_WHAT THE TASK ASKS_:
According to the forum thread on building permits below, how much did the permit for the barn in SC cost, and what did it cover?

Same goes for extending any of your main service lines to detached structures. Want electric or water in that workshop? Need a permit. Want an NG wall heater in that backyard home office? Need a permit.

Some places aren't that strict... but more of them are, and it's getting worse every year. It might all be in the interest of public safety, but anytime you walk into the permit office, it's "F-you, pay me"... and Lord help you if you're walking into the permit office because they caught you doing something you shouldn't have been, then it's "F-you, pay me, twice, and we're going to ride your backside the whole time just for kicks". And then the Tax Man shows up with an astronomical assessment because you've made improvements.... sigh.

(can you tell I've had some really horrible experiences with the permit folks? Yeah, but I'm not bitter about it or anything though  )


----------



## MushCreek (Jan 7, 2008)

We're starting a barn on our property in SC, and the permit (including plumbing) was only $80 for 1350 sq ft. In other areas of the country, it could be thousands. So much depends upon your local rules.


----------



## PlicketyCat (Jul 14, 2010)

MushCreek said:


> We're starting a barn on our property in SC, and the permit (including plumbing) was only $80 for 1350 sq ft. In other areas of the country, it could be thousands. So much depends upon your local rules.


Amazing how some imaginary line on a map can have such a huge impact isn't it!? Between the HOAs, city/township, county/borough, state and federal rules there's just soooo much to investigate before you buy land you want to build on!


----------



## oracle (Jul 21, 2011)

Region and label listings:
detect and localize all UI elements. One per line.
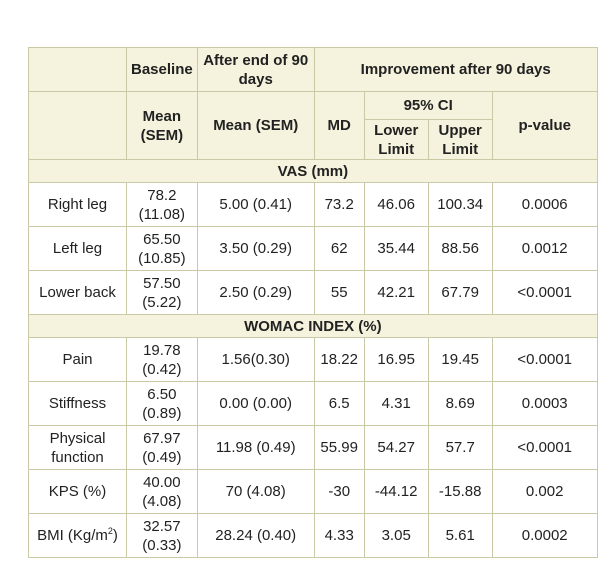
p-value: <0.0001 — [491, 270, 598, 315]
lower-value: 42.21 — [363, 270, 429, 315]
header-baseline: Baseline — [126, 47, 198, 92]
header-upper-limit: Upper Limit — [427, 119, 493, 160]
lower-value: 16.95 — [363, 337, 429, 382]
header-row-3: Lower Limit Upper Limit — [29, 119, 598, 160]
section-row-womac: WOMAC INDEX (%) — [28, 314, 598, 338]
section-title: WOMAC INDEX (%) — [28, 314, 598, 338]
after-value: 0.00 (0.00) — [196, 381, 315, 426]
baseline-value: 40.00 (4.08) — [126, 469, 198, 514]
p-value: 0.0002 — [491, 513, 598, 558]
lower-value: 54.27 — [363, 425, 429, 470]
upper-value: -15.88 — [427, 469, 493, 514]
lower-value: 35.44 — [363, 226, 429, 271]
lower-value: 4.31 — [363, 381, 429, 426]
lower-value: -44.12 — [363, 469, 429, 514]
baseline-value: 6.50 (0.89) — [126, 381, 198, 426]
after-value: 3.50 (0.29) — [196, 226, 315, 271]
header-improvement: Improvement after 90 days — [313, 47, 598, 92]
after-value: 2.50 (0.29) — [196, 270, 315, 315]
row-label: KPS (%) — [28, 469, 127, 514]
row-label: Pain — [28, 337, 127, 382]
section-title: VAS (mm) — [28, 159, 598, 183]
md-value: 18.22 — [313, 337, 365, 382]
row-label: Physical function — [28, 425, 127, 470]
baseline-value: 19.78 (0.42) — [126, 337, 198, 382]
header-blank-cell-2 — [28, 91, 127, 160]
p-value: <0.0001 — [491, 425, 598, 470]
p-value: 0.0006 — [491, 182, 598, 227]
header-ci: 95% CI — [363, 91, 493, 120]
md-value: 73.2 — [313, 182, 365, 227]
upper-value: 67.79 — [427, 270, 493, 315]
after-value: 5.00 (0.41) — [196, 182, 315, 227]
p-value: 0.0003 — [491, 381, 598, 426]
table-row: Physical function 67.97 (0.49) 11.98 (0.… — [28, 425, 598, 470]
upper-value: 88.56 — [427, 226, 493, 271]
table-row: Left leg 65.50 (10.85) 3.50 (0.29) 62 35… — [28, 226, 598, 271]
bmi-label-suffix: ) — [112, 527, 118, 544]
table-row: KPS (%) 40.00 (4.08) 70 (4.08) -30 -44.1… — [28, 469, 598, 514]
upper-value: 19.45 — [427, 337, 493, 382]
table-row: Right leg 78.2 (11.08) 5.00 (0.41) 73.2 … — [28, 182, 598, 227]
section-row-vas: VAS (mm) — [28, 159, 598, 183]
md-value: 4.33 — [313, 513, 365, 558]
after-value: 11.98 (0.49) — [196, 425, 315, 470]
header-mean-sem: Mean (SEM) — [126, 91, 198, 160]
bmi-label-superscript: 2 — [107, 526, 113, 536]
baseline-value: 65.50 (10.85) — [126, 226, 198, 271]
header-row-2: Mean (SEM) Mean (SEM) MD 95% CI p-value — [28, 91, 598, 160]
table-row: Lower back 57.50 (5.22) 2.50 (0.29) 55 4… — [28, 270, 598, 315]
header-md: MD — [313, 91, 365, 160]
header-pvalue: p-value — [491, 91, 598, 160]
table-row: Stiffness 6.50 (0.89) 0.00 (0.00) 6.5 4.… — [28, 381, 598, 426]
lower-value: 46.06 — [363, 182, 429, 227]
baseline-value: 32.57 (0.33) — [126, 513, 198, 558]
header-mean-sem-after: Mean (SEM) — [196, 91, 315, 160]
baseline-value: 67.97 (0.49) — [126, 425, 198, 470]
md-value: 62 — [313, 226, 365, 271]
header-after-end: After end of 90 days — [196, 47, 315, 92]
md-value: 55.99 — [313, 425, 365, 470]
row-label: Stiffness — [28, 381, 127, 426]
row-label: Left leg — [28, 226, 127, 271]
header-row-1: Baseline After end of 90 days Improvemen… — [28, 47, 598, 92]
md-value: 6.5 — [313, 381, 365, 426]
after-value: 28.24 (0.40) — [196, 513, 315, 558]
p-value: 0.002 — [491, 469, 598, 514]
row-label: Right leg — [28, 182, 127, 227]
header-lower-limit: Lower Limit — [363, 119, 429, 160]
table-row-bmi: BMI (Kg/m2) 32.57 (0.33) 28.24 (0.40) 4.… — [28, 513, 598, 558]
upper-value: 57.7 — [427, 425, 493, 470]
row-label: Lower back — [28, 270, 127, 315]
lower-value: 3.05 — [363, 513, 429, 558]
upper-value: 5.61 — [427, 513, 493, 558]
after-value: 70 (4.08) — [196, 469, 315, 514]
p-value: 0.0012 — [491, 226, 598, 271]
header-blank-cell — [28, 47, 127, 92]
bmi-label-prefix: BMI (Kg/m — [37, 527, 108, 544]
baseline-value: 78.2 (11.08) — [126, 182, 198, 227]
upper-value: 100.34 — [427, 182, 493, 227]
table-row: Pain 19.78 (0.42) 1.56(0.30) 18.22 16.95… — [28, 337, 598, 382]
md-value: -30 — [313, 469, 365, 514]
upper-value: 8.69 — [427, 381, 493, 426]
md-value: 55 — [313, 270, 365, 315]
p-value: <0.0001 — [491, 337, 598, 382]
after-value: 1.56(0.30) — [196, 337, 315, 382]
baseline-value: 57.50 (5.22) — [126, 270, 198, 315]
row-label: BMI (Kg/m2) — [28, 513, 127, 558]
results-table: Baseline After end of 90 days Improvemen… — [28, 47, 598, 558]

_SOLUTION TO THE EXERCISE_:
The permit cost $80 for 1350 sq ft, including plumbing.